[TASK OBJECTIVE]
All of the data that follows should be retyped exactly, please, except the pictures.

[DATASET]
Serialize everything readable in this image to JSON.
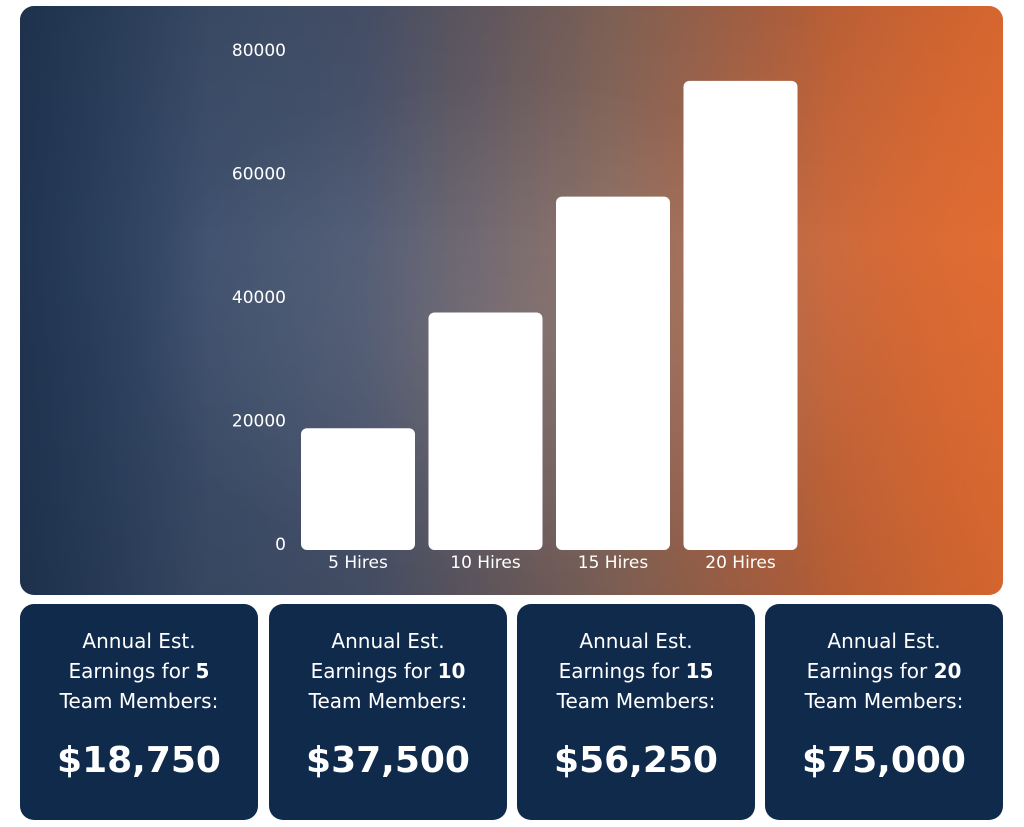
{
  "chart_data": {
    "type": "bar",
    "categories": [
      "5 Hires",
      "10 Hires",
      "15 Hires",
      "20 Hires"
    ],
    "values": [
      18750,
      37500,
      56250,
      75000
    ],
    "yticks": [
      "80000",
      "60000",
      "40000",
      "20000",
      "0"
    ],
    "ylim": [
      0,
      80000
    ],
    "grid": false,
    "bar_color": "#ffffff"
  },
  "cards": [
    {
      "line1": "Annual Est.",
      "line2_prefix": "Earnings for ",
      "count": "5",
      "line3": "Team Members:",
      "value": "$18,750"
    },
    {
      "line1": "Annual Est.",
      "line2_prefix": "Earnings for ",
      "count": "10",
      "line3": "Team Members:",
      "value": "$37,500"
    },
    {
      "line1": "Annual Est.",
      "line2_prefix": "Earnings for ",
      "count": "15",
      "line3": "Team Members:",
      "value": "$56,250"
    },
    {
      "line1": "Annual Est.",
      "line2_prefix": "Earnings for ",
      "count": "20",
      "line3": "Team Members:",
      "value": "$75,000"
    }
  ],
  "colors": {
    "card_bg": "#0f2a4b",
    "gradient_left": "#2f4a6b",
    "gradient_right": "#df6a31"
  }
}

[SOLUTION]
Serialize everything readable in this image to JSON.
{
  "chart_data": {
    "type": "bar",
    "categories": [
      "5 Hires",
      "10 Hires",
      "15 Hires",
      "20 Hires"
    ],
    "values": [
      18750,
      37500,
      56250,
      75000
    ],
    "yticks": [
      "80000",
      "60000",
      "40000",
      "20000",
      "0"
    ],
    "ylim": [
      0,
      80000
    ],
    "grid": false,
    "bar_color": "#ffffff"
  },
  "cards": [
    {
      "line1": "Annual Est.",
      "line2_prefix": "Earnings for ",
      "count": "5",
      "line3": "Team Members:",
      "value": "$18,750"
    },
    {
      "line1": "Annual Est.",
      "line2_prefix": "Earnings for ",
      "count": "10",
      "line3": "Team Members:",
      "value": "$37,500"
    },
    {
      "line1": "Annual Est.",
      "line2_prefix": "Earnings for ",
      "count": "15",
      "line3": "Team Members:",
      "value": "$56,250"
    },
    {
      "line1": "Annual Est.",
      "line2_prefix": "Earnings for ",
      "count": "20",
      "line3": "Team Members:",
      "value": "$75,000"
    }
  ],
  "colors": {
    "card_bg": "#0f2a4b",
    "gradient_left": "#2f4a6b",
    "gradient_right": "#df6a31"
  }
}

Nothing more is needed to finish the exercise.